→ Instruction
Count the lines below that contain the word "width". Give only the number.

→ Materials provided
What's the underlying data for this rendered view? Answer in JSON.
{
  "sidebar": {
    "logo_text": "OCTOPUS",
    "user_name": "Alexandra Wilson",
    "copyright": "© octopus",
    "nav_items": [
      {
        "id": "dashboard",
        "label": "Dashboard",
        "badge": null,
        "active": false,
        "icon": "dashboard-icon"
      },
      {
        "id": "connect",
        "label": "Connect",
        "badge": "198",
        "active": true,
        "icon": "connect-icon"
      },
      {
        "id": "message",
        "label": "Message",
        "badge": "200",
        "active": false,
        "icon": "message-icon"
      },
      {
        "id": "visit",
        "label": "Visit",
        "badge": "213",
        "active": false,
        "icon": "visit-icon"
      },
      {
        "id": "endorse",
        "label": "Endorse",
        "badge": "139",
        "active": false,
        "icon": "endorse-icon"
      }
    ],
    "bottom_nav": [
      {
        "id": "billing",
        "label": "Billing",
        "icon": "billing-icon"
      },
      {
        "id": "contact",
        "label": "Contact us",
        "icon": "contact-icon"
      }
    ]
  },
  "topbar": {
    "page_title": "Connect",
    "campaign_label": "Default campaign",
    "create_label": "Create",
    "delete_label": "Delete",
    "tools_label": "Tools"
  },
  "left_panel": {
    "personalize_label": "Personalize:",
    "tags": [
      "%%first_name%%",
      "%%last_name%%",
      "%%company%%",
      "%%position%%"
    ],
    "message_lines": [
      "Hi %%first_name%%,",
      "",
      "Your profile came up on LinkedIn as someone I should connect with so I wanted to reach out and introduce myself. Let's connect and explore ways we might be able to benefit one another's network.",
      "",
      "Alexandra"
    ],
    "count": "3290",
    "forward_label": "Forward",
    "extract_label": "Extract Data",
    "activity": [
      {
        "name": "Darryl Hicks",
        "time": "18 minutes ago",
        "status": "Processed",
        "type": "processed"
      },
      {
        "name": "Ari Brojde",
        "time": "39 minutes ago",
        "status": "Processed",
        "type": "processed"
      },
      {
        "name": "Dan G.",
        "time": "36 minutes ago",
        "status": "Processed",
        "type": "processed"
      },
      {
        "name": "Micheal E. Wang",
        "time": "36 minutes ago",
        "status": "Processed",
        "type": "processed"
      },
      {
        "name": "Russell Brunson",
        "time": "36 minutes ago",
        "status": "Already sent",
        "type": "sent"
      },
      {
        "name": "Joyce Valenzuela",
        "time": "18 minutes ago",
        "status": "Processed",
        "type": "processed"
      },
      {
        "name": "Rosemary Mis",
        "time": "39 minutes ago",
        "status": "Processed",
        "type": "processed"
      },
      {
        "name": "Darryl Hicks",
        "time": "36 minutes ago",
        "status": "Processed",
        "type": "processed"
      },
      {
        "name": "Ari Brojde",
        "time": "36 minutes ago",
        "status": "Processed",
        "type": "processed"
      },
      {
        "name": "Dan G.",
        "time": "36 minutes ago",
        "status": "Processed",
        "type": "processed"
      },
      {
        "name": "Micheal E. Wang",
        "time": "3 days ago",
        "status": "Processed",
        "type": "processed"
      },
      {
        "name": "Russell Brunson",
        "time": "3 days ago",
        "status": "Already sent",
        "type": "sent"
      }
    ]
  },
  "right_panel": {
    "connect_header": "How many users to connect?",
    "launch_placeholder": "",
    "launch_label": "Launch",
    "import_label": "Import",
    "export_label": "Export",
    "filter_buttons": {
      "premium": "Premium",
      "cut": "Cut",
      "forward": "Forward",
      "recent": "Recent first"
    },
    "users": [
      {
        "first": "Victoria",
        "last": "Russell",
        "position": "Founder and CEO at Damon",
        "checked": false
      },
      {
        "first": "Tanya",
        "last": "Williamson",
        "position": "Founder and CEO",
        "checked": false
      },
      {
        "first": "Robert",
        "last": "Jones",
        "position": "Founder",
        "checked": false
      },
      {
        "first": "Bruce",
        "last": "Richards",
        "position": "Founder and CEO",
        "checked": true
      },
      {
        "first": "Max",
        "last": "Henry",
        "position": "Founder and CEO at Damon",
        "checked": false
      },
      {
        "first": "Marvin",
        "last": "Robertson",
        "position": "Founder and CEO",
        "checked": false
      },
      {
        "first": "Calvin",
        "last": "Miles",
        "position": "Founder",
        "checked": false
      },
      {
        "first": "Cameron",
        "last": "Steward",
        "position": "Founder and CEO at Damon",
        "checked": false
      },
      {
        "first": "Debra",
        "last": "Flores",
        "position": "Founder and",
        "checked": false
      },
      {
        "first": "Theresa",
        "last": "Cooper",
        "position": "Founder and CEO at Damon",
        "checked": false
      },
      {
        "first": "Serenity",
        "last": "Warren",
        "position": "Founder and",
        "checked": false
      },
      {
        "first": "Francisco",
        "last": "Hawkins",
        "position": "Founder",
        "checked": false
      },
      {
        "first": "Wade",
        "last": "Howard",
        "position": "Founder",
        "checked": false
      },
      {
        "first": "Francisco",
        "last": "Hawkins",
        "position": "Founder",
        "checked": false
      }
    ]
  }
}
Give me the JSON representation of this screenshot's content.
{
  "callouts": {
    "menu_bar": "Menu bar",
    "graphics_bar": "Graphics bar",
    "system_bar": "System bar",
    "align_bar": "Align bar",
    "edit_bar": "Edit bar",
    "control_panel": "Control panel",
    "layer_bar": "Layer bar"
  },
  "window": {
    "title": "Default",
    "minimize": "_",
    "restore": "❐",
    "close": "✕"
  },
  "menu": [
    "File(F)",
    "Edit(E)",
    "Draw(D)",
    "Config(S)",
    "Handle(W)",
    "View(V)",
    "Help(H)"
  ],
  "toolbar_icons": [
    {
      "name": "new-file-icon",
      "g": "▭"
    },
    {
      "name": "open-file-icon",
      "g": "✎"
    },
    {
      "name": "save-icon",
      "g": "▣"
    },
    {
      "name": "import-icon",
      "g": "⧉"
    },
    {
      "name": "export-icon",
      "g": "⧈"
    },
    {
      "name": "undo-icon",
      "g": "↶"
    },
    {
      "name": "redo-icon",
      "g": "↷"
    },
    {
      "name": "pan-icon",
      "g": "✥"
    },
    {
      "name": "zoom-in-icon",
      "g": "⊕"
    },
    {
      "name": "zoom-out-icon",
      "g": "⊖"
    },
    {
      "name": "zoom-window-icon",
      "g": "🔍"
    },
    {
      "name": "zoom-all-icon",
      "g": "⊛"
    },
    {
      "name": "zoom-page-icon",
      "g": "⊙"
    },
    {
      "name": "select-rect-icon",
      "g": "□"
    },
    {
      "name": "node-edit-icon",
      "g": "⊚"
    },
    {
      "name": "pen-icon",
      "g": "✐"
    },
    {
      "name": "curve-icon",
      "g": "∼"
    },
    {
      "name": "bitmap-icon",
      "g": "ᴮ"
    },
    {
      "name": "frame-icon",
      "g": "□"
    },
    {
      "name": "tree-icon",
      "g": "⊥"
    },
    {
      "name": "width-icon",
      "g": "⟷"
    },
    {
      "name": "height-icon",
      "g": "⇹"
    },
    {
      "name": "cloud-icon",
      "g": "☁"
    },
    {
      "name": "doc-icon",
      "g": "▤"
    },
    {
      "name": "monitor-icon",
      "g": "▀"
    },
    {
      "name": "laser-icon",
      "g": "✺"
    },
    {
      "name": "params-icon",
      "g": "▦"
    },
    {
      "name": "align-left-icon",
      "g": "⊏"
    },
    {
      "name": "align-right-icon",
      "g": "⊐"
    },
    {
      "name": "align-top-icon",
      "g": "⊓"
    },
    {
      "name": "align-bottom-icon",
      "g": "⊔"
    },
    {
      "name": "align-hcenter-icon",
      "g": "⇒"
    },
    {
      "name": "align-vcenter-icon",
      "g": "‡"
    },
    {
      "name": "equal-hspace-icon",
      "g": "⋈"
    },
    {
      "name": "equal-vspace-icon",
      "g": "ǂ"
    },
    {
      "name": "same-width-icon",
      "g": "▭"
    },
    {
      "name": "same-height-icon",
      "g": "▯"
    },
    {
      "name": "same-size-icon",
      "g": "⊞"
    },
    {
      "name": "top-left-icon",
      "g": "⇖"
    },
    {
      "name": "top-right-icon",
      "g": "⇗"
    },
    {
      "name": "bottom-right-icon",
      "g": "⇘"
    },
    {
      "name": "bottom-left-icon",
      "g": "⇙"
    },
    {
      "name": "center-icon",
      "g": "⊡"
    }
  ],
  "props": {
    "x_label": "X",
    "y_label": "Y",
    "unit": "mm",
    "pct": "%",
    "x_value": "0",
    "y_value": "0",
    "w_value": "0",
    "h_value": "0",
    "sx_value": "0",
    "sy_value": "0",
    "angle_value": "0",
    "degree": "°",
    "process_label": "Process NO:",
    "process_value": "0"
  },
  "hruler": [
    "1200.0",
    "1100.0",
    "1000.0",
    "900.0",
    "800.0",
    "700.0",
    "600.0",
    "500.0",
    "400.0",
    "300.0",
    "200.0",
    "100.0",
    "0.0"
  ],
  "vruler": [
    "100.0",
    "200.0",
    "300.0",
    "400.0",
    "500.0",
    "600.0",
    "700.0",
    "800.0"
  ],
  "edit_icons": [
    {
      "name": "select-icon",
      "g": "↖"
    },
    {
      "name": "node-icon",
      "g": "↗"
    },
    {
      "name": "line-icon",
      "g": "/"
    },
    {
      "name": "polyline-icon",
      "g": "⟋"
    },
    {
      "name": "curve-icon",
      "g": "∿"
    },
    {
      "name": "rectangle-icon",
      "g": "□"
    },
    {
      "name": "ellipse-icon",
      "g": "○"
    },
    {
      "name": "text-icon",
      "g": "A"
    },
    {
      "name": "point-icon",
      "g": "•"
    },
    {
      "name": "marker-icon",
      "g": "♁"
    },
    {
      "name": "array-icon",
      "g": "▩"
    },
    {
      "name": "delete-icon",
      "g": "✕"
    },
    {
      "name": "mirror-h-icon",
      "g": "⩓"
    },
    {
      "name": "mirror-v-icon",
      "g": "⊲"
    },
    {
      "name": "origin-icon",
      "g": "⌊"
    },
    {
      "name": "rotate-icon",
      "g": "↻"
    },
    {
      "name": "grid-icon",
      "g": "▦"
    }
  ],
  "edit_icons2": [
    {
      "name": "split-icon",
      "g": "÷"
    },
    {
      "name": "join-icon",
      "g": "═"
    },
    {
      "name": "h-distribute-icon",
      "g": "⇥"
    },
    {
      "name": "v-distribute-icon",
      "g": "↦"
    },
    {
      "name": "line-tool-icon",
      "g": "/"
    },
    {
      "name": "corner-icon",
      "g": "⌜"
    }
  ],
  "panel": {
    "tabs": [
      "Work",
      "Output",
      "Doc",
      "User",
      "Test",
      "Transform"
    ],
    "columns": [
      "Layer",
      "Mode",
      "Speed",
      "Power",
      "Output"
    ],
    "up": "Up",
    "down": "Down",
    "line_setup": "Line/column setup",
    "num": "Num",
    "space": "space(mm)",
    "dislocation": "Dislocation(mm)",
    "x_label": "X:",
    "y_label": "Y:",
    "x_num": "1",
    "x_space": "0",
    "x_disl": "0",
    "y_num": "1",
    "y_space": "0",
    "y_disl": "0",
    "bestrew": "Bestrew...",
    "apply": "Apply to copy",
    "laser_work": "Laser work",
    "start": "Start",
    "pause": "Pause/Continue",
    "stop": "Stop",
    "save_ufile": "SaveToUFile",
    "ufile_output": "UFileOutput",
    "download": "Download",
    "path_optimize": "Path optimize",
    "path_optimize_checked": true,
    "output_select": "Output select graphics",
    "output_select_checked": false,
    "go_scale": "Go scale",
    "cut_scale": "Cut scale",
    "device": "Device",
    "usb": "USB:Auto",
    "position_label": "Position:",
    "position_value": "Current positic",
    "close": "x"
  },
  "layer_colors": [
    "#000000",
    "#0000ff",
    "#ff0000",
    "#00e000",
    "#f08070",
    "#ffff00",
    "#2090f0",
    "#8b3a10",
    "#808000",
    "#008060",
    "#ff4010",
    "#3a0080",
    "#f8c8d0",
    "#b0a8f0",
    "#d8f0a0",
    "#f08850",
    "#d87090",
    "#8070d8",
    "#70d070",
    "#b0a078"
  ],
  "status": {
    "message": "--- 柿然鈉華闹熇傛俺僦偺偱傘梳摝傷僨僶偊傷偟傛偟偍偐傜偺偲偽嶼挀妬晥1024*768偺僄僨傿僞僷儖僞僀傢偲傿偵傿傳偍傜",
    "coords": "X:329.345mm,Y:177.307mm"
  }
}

→ Answer to the problem
2